• [EXERCISE GOAL] Review the material line by line. Identify and copy every line that contains the string "Тамбовтеплосервис".

[Saved entries]
# # # # #
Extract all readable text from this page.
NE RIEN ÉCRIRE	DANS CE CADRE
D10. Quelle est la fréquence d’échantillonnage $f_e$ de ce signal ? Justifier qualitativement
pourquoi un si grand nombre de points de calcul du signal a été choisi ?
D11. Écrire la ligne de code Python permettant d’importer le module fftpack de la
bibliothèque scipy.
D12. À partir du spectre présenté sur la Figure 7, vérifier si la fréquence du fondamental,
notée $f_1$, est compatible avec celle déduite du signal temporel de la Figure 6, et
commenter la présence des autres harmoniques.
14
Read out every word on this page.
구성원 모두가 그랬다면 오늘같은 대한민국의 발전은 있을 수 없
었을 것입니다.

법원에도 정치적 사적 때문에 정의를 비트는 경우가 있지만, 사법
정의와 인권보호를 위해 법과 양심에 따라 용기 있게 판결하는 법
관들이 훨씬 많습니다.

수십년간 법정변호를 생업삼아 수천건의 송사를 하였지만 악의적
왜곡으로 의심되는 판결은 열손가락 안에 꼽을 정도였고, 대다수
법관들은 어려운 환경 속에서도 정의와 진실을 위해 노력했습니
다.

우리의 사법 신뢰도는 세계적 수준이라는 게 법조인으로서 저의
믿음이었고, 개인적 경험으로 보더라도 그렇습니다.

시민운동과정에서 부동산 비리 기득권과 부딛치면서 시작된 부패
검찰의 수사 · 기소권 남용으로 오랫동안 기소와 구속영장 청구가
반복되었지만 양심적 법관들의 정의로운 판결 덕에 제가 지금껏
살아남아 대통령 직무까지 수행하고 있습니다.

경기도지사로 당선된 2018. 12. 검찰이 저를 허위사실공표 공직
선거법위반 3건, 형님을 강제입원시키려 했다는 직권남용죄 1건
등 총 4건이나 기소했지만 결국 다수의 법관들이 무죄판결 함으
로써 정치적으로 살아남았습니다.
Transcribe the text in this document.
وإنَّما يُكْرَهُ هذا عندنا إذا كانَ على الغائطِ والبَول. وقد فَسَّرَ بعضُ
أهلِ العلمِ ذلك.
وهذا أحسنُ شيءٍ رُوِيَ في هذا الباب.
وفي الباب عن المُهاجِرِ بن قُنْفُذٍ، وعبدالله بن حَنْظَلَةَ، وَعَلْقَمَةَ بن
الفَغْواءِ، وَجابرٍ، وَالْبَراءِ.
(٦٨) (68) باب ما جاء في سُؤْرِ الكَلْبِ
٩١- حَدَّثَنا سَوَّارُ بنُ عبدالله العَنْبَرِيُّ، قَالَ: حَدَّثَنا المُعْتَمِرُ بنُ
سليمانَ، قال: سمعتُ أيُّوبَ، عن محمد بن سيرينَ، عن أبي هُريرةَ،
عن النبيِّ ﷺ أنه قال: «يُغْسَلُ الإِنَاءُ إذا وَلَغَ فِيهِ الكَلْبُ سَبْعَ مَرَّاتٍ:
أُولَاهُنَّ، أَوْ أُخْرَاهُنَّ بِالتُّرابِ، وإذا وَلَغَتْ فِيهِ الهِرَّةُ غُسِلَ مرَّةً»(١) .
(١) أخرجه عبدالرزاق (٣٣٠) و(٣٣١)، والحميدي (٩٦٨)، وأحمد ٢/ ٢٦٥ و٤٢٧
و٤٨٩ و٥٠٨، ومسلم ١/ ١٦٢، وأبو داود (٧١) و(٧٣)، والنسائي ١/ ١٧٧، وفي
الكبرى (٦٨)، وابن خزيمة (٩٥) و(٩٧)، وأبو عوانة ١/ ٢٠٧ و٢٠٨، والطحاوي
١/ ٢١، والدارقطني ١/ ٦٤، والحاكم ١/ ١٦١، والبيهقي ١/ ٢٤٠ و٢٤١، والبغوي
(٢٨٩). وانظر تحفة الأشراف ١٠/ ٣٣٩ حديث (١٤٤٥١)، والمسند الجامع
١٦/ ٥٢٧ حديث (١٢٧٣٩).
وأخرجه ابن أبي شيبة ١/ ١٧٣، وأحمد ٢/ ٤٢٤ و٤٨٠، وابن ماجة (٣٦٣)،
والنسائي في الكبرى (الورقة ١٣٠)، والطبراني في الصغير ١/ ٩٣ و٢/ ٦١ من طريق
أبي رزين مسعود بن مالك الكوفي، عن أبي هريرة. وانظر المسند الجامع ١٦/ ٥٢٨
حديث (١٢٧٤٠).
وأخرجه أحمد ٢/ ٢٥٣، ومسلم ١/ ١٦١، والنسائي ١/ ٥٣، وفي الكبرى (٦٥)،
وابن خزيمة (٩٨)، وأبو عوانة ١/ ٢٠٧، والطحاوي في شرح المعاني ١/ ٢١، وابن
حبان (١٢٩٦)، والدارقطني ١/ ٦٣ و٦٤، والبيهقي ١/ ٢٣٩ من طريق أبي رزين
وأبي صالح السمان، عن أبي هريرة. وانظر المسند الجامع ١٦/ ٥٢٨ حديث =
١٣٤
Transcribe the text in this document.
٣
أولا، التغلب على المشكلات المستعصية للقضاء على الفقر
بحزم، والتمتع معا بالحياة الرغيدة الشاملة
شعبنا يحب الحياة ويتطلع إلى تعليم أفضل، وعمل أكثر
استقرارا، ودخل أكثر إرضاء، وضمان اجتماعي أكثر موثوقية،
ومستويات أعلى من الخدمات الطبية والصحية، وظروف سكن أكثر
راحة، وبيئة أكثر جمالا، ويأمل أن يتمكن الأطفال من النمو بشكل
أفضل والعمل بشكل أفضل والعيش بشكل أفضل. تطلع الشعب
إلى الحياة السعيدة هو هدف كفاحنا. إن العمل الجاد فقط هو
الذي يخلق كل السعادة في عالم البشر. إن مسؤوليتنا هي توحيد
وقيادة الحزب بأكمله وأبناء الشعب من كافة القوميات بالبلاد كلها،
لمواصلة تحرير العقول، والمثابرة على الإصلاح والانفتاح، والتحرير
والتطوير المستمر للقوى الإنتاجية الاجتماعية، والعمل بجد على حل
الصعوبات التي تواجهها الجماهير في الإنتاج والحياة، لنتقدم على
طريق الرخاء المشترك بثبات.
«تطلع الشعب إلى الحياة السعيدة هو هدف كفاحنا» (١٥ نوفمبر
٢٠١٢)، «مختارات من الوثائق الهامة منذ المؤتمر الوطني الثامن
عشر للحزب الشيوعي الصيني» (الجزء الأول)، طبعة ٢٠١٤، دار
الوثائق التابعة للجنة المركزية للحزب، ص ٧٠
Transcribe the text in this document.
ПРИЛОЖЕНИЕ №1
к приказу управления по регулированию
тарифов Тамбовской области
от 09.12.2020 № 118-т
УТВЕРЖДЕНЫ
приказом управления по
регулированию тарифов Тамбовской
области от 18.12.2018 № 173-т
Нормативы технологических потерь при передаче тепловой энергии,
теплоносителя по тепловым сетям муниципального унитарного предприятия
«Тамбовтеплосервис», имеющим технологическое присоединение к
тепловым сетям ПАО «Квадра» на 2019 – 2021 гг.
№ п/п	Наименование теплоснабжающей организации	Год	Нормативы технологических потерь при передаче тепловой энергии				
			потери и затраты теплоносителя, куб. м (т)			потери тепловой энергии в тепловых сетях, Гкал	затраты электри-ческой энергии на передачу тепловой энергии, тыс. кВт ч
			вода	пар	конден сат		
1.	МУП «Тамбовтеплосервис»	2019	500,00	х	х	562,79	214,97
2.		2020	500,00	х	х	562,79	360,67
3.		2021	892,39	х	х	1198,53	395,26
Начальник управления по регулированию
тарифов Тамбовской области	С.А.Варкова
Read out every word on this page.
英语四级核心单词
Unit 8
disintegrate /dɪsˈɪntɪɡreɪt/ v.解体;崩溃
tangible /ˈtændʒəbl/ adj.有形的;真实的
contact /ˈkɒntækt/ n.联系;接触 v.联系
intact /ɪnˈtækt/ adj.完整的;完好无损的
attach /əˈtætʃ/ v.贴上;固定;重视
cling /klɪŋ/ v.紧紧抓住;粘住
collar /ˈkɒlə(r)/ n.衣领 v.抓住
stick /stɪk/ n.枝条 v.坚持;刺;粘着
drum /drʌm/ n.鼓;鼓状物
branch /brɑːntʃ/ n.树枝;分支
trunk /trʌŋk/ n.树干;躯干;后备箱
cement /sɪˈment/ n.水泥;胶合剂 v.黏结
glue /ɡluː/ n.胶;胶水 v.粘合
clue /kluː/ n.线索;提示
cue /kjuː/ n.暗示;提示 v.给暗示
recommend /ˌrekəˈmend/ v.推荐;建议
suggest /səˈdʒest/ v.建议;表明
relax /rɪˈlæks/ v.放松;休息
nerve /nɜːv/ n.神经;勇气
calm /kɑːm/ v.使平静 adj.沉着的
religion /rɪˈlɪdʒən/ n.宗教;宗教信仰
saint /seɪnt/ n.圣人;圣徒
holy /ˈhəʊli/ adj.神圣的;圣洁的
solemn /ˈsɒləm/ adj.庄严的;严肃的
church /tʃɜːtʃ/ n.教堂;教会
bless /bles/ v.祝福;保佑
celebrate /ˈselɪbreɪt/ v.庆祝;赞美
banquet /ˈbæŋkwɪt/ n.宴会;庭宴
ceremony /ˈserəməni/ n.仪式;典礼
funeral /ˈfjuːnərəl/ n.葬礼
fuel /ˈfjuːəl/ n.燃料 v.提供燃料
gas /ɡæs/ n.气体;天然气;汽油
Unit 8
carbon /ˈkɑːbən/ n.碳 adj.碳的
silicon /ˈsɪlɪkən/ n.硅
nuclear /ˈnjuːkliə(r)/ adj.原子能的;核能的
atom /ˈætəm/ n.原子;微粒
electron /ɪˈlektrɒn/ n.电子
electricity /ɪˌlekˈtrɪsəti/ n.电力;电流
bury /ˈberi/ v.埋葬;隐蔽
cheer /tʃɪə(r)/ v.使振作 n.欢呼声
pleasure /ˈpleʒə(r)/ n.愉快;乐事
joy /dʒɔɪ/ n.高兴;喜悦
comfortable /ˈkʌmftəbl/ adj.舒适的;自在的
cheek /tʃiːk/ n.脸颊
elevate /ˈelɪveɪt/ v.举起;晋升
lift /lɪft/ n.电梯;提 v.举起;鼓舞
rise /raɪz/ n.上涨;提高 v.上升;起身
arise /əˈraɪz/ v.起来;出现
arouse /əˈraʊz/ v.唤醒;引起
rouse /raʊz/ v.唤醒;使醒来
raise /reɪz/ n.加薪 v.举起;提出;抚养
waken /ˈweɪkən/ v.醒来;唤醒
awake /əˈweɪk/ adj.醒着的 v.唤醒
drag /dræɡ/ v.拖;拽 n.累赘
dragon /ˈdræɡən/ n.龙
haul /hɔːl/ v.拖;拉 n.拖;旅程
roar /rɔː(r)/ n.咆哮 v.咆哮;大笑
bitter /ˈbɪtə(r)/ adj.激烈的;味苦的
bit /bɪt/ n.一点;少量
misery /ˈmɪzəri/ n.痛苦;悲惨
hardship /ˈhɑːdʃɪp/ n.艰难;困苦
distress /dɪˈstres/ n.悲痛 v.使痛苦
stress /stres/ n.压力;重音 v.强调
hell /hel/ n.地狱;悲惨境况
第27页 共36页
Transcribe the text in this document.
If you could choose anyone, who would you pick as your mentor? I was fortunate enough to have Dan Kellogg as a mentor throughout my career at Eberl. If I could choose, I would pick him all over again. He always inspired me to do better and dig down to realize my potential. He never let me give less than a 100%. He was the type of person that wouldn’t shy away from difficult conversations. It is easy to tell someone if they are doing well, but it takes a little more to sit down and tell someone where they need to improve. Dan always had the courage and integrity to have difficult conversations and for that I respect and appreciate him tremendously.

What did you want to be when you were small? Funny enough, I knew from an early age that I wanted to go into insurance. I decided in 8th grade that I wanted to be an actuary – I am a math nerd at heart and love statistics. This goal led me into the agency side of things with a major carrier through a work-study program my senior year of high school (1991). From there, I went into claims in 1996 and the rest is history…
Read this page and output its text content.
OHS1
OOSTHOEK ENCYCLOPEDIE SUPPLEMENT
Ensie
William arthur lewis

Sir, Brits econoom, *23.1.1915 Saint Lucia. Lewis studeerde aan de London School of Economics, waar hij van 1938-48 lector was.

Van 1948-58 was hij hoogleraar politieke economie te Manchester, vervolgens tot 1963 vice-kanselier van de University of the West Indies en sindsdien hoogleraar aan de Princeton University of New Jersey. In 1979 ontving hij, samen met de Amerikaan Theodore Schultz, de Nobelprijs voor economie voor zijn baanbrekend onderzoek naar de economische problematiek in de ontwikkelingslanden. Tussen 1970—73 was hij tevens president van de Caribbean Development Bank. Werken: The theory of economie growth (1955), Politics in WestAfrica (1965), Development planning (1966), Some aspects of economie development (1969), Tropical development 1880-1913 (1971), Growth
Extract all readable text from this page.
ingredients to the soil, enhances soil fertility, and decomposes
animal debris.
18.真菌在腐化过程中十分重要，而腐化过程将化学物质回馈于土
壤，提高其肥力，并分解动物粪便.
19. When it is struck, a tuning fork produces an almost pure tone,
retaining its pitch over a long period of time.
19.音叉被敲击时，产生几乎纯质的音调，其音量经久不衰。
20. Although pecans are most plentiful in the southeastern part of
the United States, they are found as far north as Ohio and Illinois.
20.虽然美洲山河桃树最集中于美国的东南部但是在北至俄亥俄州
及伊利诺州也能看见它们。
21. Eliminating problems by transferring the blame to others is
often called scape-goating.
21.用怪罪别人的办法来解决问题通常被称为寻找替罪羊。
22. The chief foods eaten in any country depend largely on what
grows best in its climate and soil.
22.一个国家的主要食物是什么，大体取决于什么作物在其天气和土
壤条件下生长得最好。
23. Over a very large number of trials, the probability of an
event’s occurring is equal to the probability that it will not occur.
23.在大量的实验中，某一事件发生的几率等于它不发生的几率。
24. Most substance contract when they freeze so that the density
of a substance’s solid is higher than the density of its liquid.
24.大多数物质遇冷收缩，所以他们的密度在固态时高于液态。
# # # # #
• [SOLUTION TO THE EXERCISE]
«Тамбовтеплосервис», имеющим технологическое присоединение к
1.	МУП «Тамбовтеплосервис»	2019	500,00	х	х	562,79	214,97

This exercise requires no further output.